> **WHAT IS BEING ASKED**: Sort through the data and copy the lines holding the word "this".

[Data excerpts]
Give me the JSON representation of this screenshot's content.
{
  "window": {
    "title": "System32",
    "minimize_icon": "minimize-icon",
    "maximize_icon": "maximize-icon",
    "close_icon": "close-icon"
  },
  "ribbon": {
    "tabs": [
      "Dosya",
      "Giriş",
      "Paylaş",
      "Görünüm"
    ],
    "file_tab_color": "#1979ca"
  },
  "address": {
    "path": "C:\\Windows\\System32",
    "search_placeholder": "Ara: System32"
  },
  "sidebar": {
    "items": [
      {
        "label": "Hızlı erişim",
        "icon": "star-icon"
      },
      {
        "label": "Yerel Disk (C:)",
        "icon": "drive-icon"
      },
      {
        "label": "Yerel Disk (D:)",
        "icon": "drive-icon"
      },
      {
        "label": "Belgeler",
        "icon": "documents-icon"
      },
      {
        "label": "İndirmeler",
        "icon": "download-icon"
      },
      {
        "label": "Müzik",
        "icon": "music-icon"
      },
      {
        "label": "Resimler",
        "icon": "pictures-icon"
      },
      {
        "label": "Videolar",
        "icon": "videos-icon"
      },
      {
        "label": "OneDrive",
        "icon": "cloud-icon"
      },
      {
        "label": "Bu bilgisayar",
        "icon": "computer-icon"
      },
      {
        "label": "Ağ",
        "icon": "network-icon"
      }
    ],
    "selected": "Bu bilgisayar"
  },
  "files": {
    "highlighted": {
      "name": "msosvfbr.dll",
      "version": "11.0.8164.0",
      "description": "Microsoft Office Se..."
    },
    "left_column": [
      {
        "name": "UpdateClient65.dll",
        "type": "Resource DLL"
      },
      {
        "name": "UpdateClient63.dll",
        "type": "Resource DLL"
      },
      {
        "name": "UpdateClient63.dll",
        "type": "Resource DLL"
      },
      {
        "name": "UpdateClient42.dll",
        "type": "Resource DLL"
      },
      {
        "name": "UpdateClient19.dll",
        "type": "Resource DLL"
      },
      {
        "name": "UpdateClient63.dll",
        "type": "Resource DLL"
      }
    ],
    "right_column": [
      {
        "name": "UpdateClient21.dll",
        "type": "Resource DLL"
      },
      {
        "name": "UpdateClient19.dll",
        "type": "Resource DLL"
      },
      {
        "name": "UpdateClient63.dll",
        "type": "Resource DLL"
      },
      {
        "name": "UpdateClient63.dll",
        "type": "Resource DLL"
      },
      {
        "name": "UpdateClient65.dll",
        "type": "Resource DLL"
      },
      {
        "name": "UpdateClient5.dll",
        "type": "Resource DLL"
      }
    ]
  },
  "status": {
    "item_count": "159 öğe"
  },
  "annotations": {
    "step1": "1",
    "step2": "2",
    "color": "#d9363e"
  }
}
---
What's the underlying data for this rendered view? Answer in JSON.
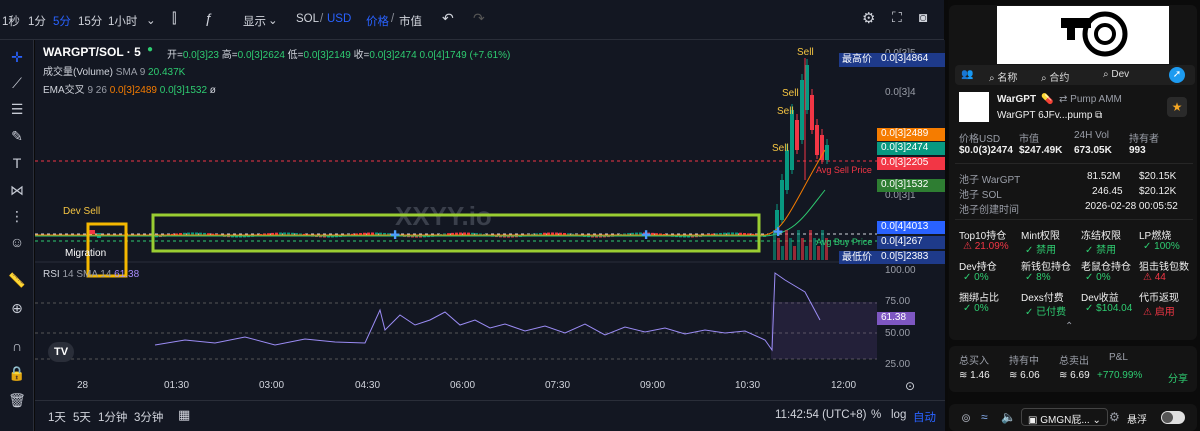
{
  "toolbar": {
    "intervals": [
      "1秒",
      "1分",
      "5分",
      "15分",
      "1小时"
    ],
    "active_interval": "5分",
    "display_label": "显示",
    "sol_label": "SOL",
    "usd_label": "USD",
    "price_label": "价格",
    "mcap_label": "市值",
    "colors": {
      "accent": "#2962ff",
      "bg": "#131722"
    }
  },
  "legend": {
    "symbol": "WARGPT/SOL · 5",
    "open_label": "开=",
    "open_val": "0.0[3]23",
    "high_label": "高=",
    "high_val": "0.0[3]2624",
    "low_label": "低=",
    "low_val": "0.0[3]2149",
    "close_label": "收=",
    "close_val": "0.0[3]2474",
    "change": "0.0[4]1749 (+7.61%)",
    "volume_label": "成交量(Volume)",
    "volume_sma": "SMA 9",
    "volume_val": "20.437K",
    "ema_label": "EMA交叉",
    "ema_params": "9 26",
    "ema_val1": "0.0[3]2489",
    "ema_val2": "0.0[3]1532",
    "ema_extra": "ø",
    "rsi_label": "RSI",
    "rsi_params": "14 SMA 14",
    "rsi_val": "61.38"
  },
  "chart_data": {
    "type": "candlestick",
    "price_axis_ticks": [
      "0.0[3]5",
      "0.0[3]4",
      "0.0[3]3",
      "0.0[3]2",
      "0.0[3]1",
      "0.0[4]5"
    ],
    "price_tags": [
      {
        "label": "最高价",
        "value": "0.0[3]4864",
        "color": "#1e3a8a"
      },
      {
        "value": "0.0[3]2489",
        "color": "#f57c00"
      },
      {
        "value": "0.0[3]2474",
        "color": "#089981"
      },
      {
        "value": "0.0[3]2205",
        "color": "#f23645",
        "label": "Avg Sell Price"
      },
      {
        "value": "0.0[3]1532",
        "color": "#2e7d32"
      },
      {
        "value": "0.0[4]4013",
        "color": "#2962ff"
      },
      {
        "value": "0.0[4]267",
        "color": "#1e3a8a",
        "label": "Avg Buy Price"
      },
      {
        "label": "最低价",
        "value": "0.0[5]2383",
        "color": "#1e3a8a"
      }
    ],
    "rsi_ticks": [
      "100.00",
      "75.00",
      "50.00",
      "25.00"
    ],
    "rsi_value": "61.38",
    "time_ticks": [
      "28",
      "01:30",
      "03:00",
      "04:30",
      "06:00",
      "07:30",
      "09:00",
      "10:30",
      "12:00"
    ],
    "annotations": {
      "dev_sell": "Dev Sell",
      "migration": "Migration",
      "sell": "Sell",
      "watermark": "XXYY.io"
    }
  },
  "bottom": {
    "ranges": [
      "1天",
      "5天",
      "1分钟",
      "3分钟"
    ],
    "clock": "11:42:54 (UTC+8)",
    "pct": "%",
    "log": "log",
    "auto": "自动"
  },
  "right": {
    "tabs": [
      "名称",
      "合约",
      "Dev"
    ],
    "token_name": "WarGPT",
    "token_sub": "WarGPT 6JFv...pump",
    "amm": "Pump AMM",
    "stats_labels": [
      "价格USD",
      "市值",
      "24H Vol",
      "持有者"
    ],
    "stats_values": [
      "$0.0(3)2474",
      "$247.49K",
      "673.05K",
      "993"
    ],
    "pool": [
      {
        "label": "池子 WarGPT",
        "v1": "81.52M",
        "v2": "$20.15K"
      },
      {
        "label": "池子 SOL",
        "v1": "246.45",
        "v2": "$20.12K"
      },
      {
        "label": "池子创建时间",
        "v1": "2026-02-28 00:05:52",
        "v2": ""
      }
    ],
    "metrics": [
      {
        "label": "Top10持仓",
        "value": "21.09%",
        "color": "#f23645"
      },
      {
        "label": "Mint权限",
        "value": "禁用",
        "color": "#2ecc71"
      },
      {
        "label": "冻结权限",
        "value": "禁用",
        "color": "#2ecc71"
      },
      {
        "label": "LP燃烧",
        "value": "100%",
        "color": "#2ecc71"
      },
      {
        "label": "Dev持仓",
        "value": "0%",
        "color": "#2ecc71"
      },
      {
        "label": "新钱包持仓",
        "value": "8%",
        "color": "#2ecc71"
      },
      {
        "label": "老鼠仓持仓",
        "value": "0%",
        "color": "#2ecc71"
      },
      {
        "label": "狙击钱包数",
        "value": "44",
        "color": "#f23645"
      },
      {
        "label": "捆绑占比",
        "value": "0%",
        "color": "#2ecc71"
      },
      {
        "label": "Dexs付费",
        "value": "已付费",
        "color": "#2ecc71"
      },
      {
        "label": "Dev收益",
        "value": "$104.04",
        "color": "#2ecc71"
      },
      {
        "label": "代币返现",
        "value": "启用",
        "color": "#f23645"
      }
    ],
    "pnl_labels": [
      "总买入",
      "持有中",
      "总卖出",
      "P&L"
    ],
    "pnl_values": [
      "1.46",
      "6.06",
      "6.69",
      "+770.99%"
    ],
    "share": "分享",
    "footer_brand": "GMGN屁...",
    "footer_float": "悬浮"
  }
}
--
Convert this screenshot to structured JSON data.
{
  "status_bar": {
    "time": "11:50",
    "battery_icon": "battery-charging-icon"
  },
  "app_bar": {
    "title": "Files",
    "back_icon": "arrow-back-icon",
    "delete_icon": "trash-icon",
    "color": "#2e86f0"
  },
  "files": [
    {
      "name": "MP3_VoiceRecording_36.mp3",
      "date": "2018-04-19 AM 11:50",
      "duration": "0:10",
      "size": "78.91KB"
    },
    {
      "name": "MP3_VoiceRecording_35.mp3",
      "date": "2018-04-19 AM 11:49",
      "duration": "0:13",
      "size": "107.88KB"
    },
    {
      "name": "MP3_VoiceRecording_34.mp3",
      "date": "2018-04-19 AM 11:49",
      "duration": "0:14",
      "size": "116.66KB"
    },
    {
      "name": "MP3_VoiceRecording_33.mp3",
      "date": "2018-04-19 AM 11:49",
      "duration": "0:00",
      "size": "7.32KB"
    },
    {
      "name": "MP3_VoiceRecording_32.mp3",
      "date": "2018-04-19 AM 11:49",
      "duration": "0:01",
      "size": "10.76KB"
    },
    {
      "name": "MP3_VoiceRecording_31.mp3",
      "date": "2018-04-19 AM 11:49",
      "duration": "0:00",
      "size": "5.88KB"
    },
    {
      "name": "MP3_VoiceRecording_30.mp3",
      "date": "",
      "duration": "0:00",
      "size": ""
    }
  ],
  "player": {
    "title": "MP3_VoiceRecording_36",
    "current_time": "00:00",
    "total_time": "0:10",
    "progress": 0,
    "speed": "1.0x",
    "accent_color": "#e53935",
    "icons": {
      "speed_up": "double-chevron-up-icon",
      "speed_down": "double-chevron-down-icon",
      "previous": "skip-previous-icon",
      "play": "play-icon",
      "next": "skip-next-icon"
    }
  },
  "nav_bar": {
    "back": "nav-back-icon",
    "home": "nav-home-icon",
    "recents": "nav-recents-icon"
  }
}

> **THE ANSWER**:
Give me the JSON representation of this screenshot's content.
What's the underlying data for this rendered view? Answer in JSON.
Convert this screenshot to structured JSON data.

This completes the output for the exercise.